EXERCISE INSTRUCTIONS:
Lines that hold the word "fajként" should be located and copied.

MATERIAL FOR THIS EXERCISE:
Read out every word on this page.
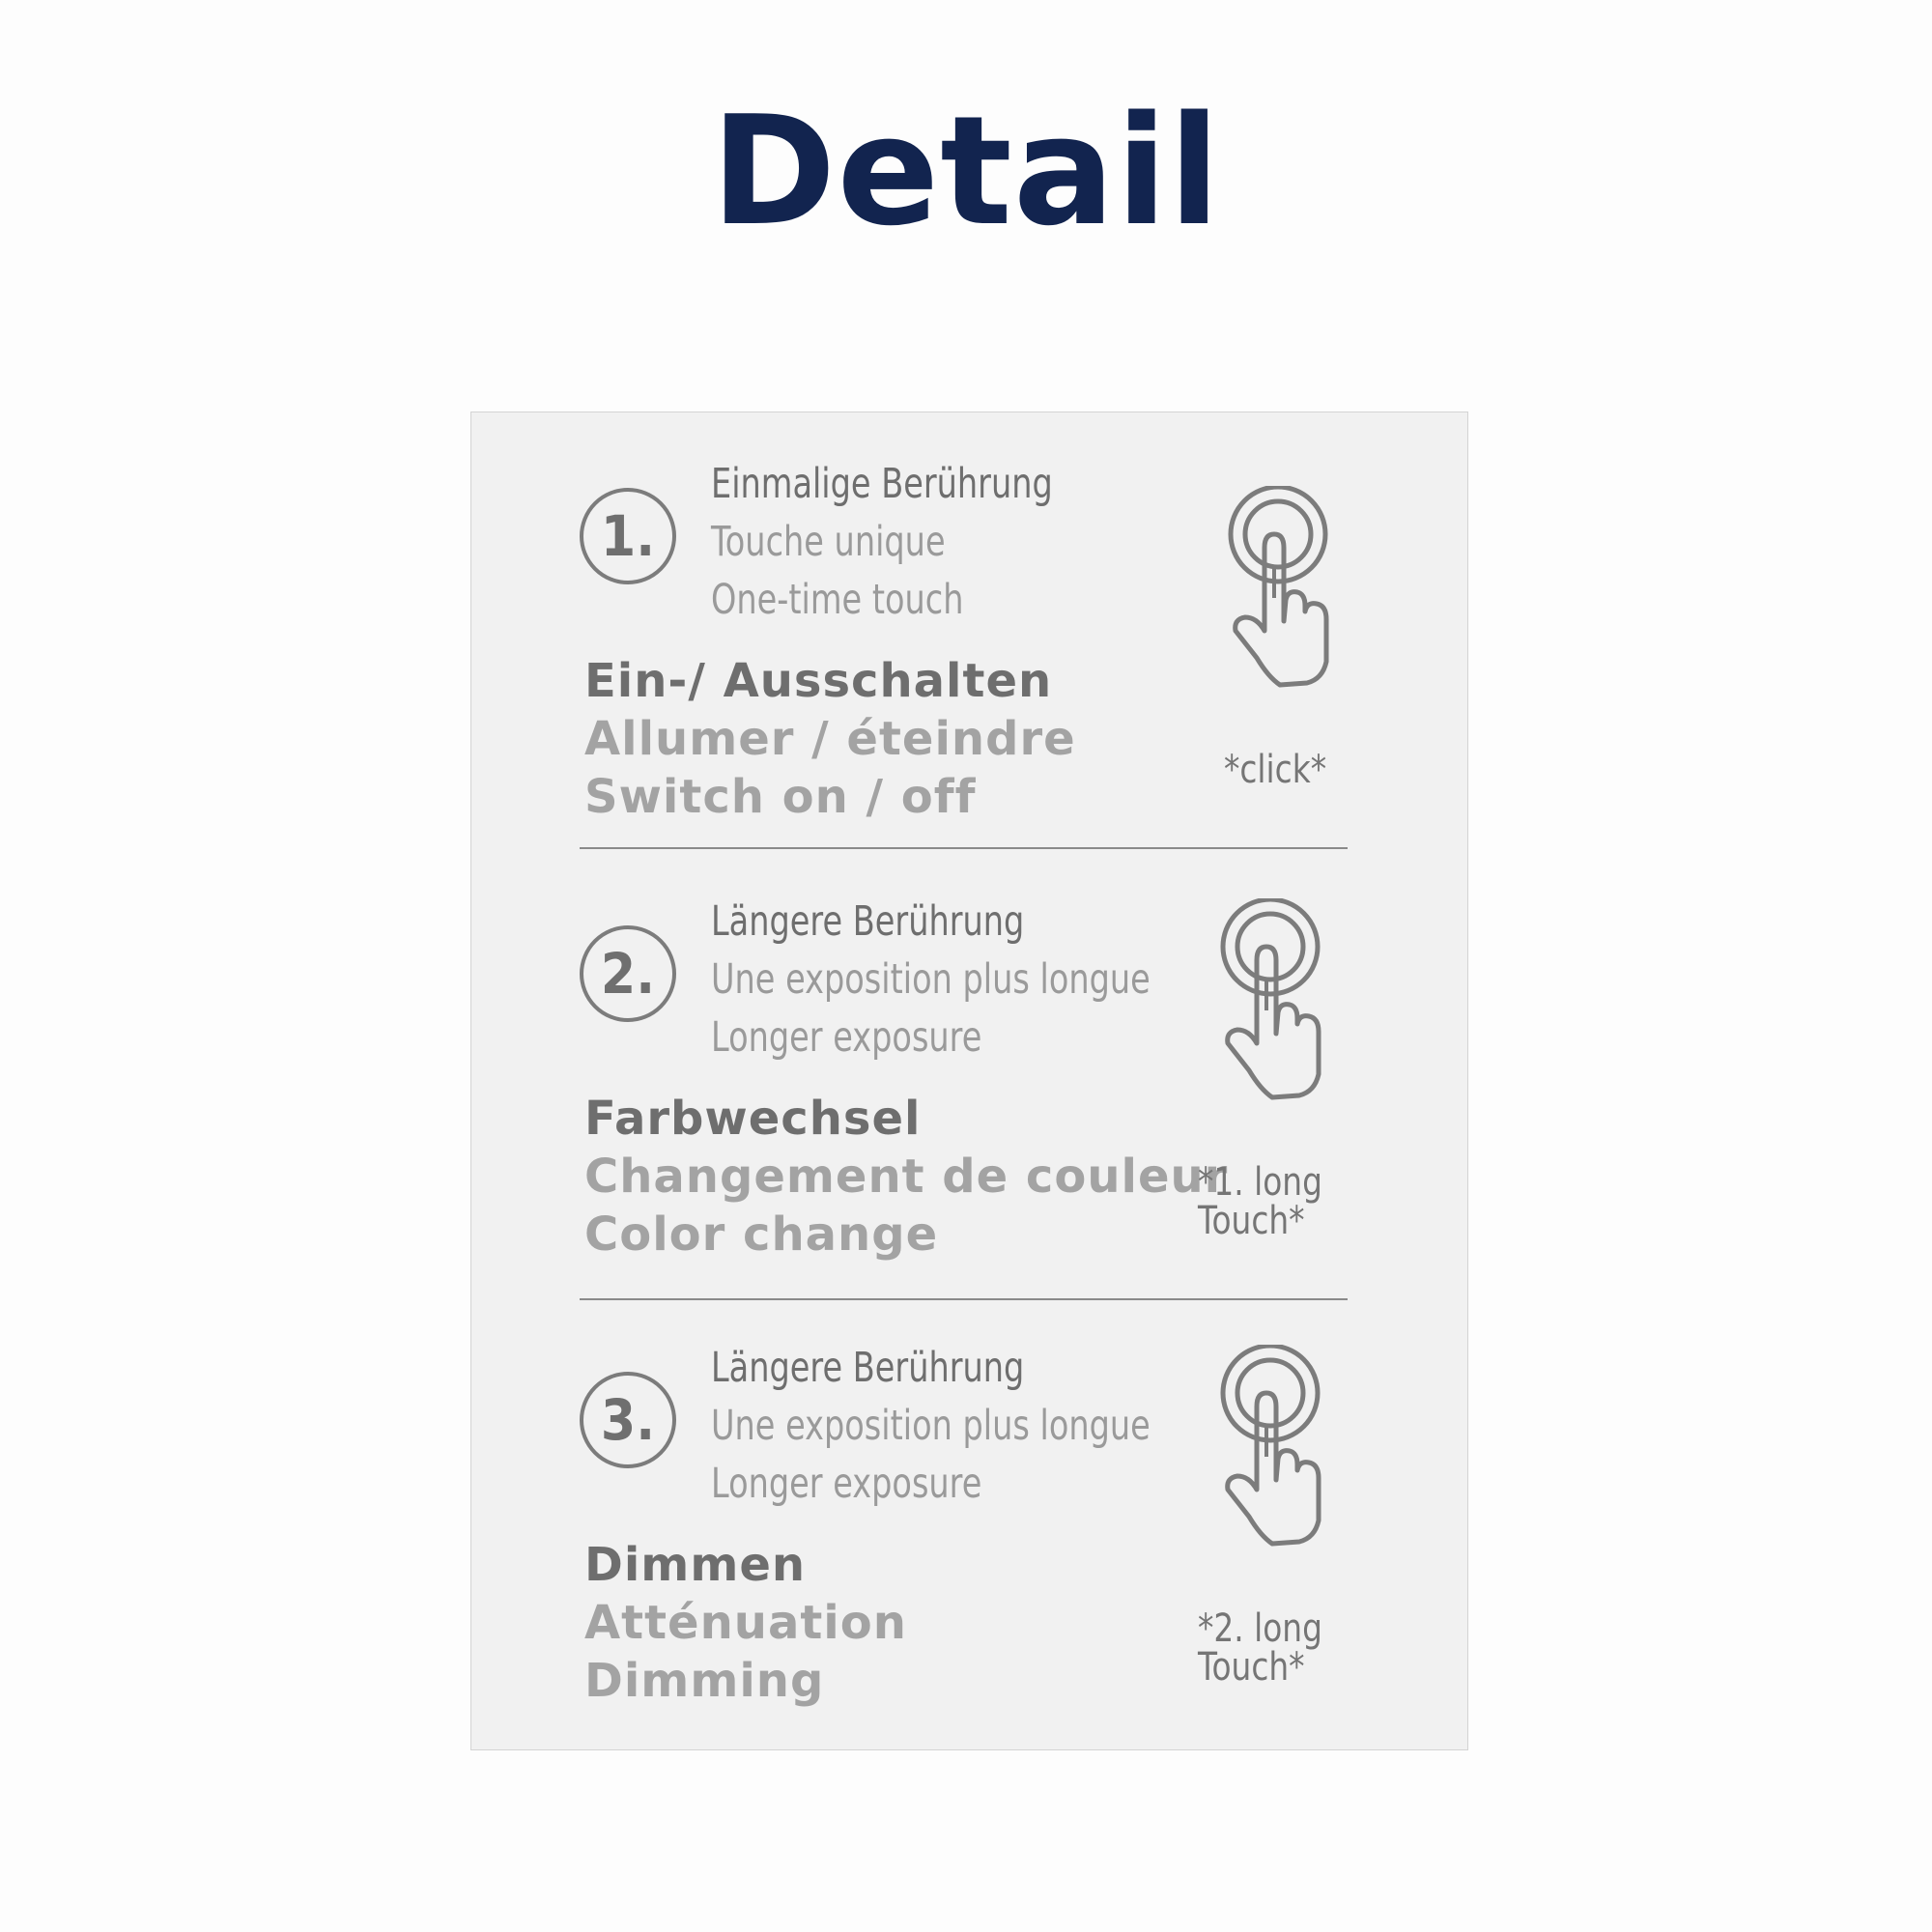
Detail
1.
Einmalige Berührung
Touche unique
One-time touch
Ein-/ Ausschalten
Allumer / éteindre
Switch on / off	*click*
2.
Längere Berührung
Une exposition plus longue
Longer exposure
Farbwechsel
Changement de couleur
Color change
*1. long
Touch*
3.
Längere Berührung
Une exposition plus longue
Longer exposure
Dimmen
Atténuation
Dimming
*2. long
Touch*
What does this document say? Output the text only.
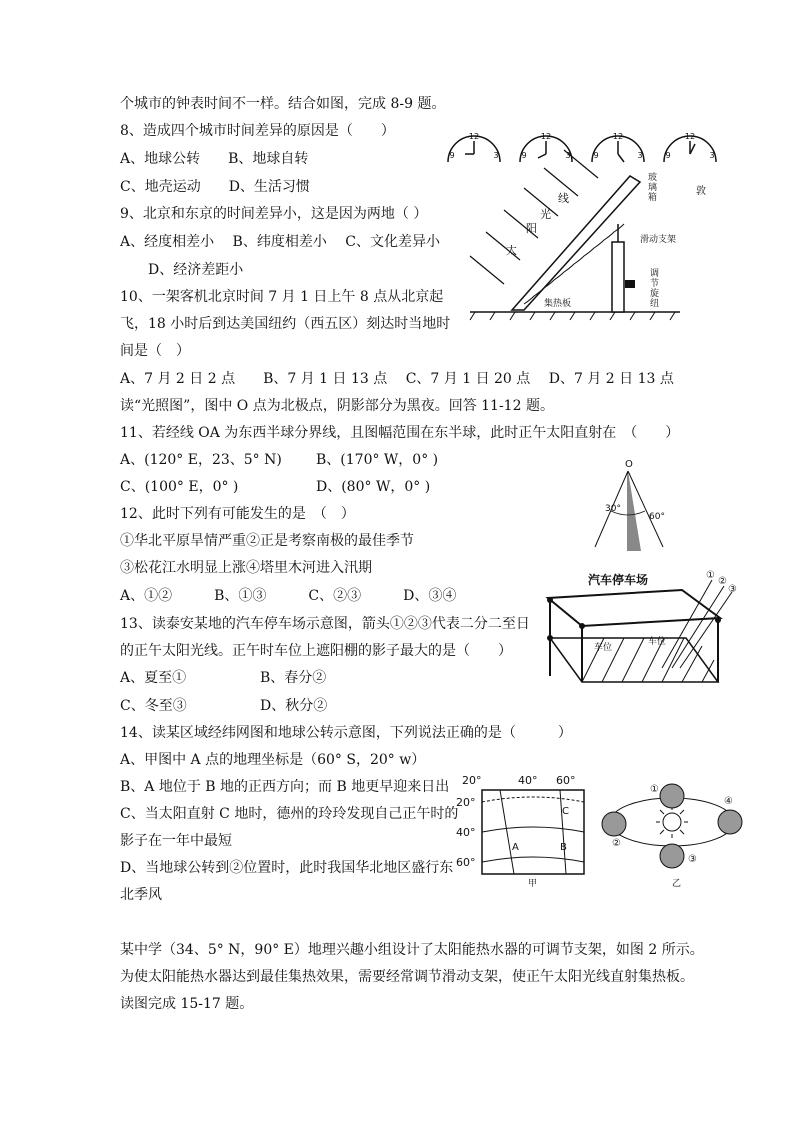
个城市的钟表时间不一样。结合如图，完成 8-9 题。
8、造成四个城市时间差异的原因是（　　）
A、地球公转　　B、地球自转
C、地壳运动　　D、生活习惯
9、北京和东京的时间差异小，这是因为两地（ ）
A、经度相差小　 B、纬度相差小　 C、文化差异小
D、经济差距小
10、一架客机北京时间 7 月 1 日上午 8 点从北京起
飞，18 小时后到达美国纽约（西五区）刻达时当地时
间是（　）
A、7 月 2 日 2 点　　B、7 月 1 日 13 点　 C、7 月 1 日 20 点　 D、7 月 2 日 13 点
读“光照图”，图中 O 点为北极点，阴影部分为黑夜。回答 11-12 题。
11、若经线 OA 为东西半球分界线，且图幅范围在东半球，此时正午太阳直射在　（　　）
A、(120° E，23、5° N) B、(170° W，0° )
C、(100° E，0° )	D、(80° W，0° )
12、此时下列有可能发生的是　（　）
①华北平原旱情严重②正是考察南极的最佳季节
③松花江水明显上涨④塔里木河进入汛期
A、①②　　　B、①③　　　C、②③　　　D、③④
13、读泰安某地的汽车停车场示意图，箭头①②③代表二分二至日
的正午太阳光线。正午时车位上遮阳棚的影子最大的是（　　）
A、夏至①	B、春分②
C、冬至③	D、秋分②
14、读某区域经纬网图和地球公转示意图，下列说法正确的是（　　　）
A、甲图中 A 点的地理坐标是（60° S，20° w）
B、A 地位于 B 地的正西方向；而 B 地更早迎来日出
C、当太阳直射 C 地时，德州的玲玲发现自己正午时的
影子在一年中最短
D、当地球公转到②位置时，此时我国华北地区盛行东
北季风
某中学（34、5° N，90° E）地理兴趣小组设计了太阳能热水器的可调节支架，如图 2 所示。
为使太阳能热水器达到最佳集热效果，需要经常调节滑动支架，使正午太阳光线直射集热板。
读图完成 15-17 题。
12
9	3
12
9	3
12
9	3
12
9	3
敦
太
阳
光
线
玻
璃
箱
滑动支架
调
节
旋
纽
集热板
O
30°
60°
汽车停车场	①
②
③
车位
车位
20°	40° 60°
20°
40°
60°
A	B
C
甲
①
②
③
④
乙
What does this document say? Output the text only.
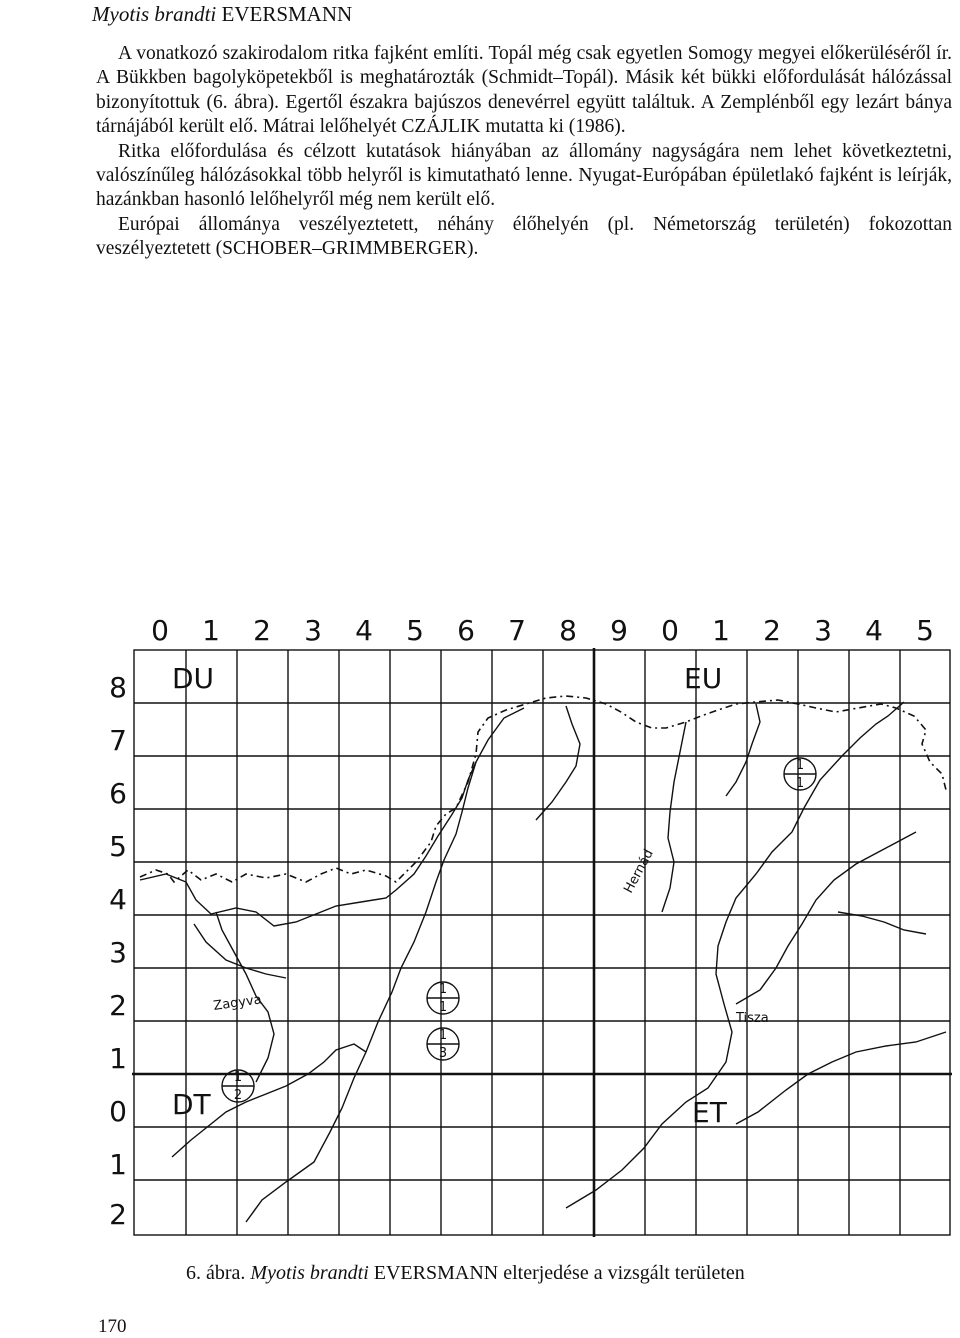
Myotis brandti EVERSMANN

A vonatkozó szakirodalom ritka fajként említi. Topál még csak egyetlen Somogy megyei előkerüléséről ír. A Bükkben bagolyköpetekből is meghatározták (Schmidt–Topál). Másik két bükki előfordulását hálózással bizonyítottuk (6. ábra). Egertől északra bajúszos denevérrel együtt találtuk. A Zemplénből egy lezárt bánya tárnájából került elő. Mátrai lelőhelyét CZÁJLIK mutatta ki (1986).

Ritka előfordulása és célzott kutatások hiányában az állomány nagyságára nem lehet következtetni, valószínűleg hálózásokkal több helyről is kimutatható lenne. Nyugat-Európában épületlakó fajként is leírják, hazánkban hasonló lelőhelyről még nem került elő.

Európai állománya veszélyeztetett, néhány élőhelyén (pl. Németország területén) fokozottan veszélyeztetett (SCHOBER–GRIMMBERGER).

0 1 2 3 4 5 6 7 8 9 0 1 2 3 4 5
8
7
6
5
4
3
2
1
0
1
2
DU	EU
DT	ET
Hernád
Zagyva
Tisza
1
1
1
1
1
3
1
2
6. ábra. Myotis brandti EVERSMANN elterjedése a vizsgált területen
170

THE ANSWER:
A vonatkozó szakirodalom ritka fajként említi. Topál még csak egyetlen Somogy megyei előkerüléséről ír. A Bükkben bagolyköpetekből is meghatározták (Schmidt–Topál). Másik két bükki előfordulását hálózással bizonyítottuk (6. ábra). Egertől északra bajúszos denevérrel együtt találtuk. A Zemplénből egy lezárt bánya tárnájából került elő. Mátrai lelőhelyét CZÁJLIK mutatta ki (1986).
Ritka előfordulása és célzott kutatások hiányában az állomány nagyságára nem lehet következtetni, valószínűleg hálózásokkal több helyről is kimutatható lenne. Nyugat-Európában épületlakó fajként is leírják, hazánkban hasonló lelőhelyről még nem került elő.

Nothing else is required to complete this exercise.